- _Given task_: Determine the count of lines holding the string "CO₃²". Return only the number.

Dataset entries
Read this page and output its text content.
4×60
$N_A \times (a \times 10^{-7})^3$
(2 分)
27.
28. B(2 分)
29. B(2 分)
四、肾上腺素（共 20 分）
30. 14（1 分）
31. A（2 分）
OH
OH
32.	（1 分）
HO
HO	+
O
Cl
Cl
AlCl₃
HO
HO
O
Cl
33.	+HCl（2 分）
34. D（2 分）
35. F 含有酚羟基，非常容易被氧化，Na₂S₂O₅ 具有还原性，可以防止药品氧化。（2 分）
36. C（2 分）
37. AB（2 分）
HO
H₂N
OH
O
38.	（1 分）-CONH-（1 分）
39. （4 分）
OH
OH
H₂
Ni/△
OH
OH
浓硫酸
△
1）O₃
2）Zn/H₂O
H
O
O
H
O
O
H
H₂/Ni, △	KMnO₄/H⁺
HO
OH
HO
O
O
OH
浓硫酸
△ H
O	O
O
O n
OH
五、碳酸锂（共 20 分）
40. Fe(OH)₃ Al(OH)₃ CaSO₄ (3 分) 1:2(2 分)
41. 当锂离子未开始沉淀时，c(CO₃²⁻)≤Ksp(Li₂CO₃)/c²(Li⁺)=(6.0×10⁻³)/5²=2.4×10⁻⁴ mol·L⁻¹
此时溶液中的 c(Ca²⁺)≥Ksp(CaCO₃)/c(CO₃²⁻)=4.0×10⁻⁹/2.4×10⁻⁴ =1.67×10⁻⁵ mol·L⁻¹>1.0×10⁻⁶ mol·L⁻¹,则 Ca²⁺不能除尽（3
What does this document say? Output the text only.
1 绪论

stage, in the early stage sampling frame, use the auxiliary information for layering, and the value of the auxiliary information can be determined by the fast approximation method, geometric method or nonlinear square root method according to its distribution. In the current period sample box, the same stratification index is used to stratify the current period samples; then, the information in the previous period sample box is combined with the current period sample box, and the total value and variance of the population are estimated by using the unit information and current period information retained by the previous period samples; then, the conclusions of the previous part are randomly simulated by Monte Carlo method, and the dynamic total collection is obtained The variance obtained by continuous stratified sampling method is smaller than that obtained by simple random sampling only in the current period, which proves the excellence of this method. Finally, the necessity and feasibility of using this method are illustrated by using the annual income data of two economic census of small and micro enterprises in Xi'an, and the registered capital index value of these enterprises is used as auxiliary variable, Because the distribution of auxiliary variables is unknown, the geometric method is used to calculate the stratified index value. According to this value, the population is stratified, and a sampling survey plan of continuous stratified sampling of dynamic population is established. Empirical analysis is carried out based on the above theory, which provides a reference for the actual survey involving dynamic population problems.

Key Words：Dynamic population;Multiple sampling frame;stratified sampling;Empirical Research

- _Exercise answer_: 2